--- Document segment ---
01 December 2006

Scourge


Between 1520 and 1527, a smallpox epidemic ravages Latin America. By the end of its run, the disease has managed to knock off two of the greatest civilizations in human history. It kills millions of Mexico’s native inhabitants, weakening the Aztec nation enough in one year that by 1521, Cortez and his forces have no trouble capturing Tenochtitlan. Incan ruler Huayna Capec falls to the disease, along with 200,000 of his citizens, virtually erasing their society from the map, and much of their knowledge from the human collective.

This wasn’t the genesis of the epidemic as a phenomenon. In fact, by the time the first Inca or Aztec felt his temperature start to rise, or noticed small bumps on his arm, the human population had faced disease of epidemic proportions no fewer than five times already.

The usual suspect was bubonic plague. Between the sixth, 14th, and 17th centuries the plague is believed to kill 137, 000, 000 people. It repeatedly kisses Europe like a stalker with a mistletoe cap; feeding on the overcrowding, filth, and ignorance of a species still learning how to effectively share information by word of mouth. It’s a gift from the Subcontinent that keeps on giving.

Then there is “The Sweat,” a disease of the late 15th and early 16th century so perfectly married to human physiology it typically snatches a life in a mere 24 hours.

The “European Epidemic” of 1540 kills three-quarters of the First Peoples of Florida, South Carolina, and Georgia.

If you toast your two best friends for New Year's in 1563 London, drink long and hard, because statistically, one of you won’t live until Christmas because the plague is doin’ it like that.

Measles and smallpox and Yellow Fever and the flu pockmark history much the same as they scarred the corpses and bodies of their millions and millions and millions and millions and millions and millions and millions of victims over time.

--- Work instruction A ---
In the text on epidemics, which Incan ruler died of smallpox?
--- Work instruction B ---
Rewrite the stretch of the text on epidemics from "This wasn’t the" through "five times already.", changing "genesis" to "origin".

--- Material supplied ---
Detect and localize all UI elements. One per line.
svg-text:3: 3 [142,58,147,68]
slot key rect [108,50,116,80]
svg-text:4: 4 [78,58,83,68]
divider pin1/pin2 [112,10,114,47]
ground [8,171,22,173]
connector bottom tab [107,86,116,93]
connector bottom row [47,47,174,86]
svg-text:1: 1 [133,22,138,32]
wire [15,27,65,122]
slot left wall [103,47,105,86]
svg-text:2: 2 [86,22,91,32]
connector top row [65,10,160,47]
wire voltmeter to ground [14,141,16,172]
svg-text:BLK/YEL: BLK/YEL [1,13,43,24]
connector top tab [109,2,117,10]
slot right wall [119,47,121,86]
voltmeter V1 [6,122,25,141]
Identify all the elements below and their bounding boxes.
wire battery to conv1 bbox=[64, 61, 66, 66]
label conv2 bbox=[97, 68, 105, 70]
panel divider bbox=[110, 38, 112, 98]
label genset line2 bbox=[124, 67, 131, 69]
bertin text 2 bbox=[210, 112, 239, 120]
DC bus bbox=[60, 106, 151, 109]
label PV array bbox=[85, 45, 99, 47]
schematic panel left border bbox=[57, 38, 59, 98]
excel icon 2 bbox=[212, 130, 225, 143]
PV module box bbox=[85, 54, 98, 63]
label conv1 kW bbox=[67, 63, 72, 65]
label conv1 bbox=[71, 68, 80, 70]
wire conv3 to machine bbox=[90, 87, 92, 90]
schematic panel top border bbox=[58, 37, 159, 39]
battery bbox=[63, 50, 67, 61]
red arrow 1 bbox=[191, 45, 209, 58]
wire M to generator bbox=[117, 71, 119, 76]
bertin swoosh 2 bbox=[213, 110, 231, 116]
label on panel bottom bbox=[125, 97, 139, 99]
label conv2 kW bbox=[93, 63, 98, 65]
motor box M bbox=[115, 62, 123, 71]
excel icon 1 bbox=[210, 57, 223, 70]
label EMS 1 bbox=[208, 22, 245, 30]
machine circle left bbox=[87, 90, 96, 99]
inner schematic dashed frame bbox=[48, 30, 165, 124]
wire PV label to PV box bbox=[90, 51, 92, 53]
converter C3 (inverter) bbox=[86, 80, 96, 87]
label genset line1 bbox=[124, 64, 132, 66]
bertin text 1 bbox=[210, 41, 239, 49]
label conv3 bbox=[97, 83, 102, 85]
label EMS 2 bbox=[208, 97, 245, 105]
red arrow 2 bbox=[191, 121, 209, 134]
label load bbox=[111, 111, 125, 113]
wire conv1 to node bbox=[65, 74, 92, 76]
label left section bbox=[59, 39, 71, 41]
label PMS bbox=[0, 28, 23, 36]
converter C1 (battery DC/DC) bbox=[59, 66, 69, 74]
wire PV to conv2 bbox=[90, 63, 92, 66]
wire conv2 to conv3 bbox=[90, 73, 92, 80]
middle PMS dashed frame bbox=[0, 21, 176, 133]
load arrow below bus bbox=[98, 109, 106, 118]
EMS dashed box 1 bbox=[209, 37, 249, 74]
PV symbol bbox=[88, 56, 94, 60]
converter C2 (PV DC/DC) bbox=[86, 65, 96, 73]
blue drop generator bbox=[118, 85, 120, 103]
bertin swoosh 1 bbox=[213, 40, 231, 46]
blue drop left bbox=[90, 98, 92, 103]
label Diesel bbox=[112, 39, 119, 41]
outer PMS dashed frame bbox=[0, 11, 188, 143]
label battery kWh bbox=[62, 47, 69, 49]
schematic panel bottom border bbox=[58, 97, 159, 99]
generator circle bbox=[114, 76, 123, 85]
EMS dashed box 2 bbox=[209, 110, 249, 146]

--- Exercise answer A ---
Huayna Capec

--- Exercise answer B ---
This wasn’t the origin of the epidemic as a phenomenon. In fact, by the time the first Inca or Aztec felt his temperature start to rise, or noticed small bumps on his arm, the human population had faced disease of epidemic proportions no fewer than five times already.